[Collected data]
━━━━━━━━━━━━━━━━

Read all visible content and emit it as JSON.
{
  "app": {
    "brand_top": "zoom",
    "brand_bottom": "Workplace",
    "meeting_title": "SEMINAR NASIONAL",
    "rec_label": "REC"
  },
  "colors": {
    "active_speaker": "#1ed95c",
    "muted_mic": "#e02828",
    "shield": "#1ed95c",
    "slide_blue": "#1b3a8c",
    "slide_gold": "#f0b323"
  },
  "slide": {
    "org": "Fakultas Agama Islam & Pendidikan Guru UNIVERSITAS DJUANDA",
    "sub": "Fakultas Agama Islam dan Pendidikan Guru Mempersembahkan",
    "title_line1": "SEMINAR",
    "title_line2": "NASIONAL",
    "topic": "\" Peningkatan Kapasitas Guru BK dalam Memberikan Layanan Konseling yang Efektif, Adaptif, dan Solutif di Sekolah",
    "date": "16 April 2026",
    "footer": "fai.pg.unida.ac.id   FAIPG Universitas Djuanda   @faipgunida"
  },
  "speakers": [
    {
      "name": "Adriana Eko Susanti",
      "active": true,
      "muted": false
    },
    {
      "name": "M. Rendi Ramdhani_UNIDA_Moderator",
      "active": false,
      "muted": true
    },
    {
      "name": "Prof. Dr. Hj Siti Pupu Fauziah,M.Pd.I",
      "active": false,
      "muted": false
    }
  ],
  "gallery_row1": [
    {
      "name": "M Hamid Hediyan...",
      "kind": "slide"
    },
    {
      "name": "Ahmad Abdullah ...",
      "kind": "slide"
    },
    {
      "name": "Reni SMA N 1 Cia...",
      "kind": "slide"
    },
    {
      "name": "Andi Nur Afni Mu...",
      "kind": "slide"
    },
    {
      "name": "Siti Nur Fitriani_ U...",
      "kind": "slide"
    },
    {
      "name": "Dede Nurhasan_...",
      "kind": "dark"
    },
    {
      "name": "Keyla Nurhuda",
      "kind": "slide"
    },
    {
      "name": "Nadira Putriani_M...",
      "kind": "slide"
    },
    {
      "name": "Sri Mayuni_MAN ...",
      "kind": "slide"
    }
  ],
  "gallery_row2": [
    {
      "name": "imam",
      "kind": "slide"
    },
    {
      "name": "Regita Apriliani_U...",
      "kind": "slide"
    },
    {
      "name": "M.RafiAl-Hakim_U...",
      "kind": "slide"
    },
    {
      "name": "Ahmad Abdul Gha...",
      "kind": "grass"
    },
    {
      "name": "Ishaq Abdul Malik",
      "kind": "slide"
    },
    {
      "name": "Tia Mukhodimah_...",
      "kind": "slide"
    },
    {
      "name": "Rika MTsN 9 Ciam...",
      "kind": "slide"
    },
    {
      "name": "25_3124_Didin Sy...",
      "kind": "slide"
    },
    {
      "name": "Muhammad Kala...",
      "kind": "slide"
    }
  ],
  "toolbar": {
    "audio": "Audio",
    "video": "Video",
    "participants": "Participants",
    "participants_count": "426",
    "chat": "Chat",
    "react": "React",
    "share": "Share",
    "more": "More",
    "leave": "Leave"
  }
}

━━━━━━━━━━━━━━━━

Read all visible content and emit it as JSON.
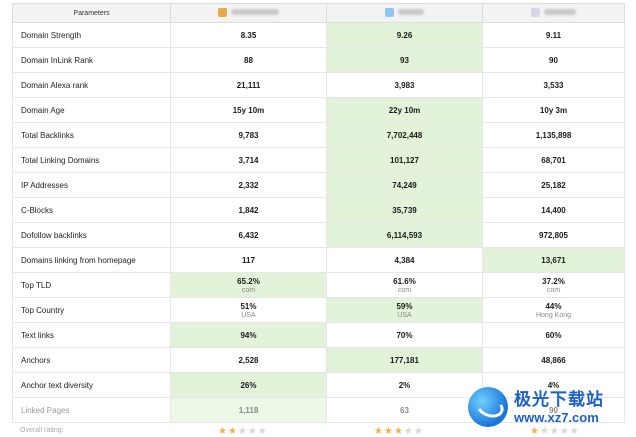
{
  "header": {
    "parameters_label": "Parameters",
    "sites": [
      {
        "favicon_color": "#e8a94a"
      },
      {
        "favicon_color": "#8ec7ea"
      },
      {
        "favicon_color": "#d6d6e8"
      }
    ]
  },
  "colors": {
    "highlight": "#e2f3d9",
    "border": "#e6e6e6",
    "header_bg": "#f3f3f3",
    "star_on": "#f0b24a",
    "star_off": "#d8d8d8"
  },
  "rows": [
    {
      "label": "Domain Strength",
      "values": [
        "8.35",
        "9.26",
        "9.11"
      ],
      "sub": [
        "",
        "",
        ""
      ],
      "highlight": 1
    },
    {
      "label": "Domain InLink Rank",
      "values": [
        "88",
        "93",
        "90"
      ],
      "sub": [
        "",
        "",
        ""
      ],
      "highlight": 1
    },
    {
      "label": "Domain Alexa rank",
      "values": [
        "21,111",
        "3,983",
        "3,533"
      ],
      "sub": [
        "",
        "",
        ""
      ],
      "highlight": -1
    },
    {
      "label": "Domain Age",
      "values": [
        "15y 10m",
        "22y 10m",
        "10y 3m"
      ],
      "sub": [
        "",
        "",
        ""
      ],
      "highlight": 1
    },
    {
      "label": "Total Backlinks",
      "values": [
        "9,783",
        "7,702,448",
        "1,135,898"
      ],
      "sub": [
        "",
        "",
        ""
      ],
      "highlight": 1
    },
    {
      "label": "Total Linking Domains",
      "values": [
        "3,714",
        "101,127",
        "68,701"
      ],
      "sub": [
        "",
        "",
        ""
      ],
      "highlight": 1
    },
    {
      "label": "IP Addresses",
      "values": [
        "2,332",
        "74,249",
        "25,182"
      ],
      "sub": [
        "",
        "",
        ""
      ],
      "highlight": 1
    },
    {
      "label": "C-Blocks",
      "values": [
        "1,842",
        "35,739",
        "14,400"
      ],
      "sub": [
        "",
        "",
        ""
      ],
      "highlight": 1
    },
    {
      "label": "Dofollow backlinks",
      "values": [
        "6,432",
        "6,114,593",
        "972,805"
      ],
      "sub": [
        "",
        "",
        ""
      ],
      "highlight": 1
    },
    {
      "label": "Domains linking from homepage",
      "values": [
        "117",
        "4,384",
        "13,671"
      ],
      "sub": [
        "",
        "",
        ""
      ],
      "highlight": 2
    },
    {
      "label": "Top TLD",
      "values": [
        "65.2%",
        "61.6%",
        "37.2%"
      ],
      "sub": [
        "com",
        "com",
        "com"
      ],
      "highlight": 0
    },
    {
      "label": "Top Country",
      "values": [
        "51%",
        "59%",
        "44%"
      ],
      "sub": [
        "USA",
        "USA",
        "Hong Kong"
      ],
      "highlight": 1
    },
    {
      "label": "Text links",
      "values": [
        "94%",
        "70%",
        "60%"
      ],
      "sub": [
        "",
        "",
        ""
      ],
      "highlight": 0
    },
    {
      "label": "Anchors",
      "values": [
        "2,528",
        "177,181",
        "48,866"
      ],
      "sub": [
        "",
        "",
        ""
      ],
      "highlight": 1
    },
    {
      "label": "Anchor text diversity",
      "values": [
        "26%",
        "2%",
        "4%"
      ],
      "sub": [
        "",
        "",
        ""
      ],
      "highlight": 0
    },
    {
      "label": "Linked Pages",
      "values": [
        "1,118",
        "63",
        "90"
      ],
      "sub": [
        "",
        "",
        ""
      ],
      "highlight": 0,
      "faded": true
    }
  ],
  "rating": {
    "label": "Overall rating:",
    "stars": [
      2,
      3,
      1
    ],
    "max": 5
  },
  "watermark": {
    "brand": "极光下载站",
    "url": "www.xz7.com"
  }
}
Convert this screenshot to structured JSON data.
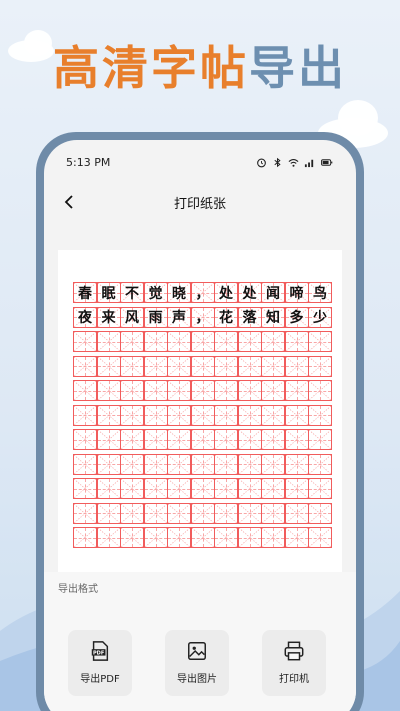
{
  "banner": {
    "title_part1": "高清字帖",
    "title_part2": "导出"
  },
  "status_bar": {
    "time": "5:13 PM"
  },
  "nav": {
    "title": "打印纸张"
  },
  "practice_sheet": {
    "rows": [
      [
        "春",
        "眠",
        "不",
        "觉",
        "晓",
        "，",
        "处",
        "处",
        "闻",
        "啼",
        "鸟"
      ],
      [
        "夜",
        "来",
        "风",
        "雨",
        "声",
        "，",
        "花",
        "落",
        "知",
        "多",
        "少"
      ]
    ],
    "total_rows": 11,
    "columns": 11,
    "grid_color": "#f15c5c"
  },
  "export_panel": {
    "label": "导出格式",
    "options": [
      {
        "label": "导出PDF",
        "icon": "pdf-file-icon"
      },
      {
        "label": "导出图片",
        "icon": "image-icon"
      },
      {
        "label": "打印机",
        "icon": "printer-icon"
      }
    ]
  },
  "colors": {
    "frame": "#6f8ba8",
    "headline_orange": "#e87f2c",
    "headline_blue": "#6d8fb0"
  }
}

━━━━━━━━━━━━━━━━

Challenge
Which lines hold the word "Agama"? Copy all of them.

Written answer
    "org": "Fakultas Agama Islam & Pendidikan Guru UNIVERSITAS DJUANDA",
    "sub": "Fakultas Agama Islam dan Pendidikan Guru Mempersembahkan",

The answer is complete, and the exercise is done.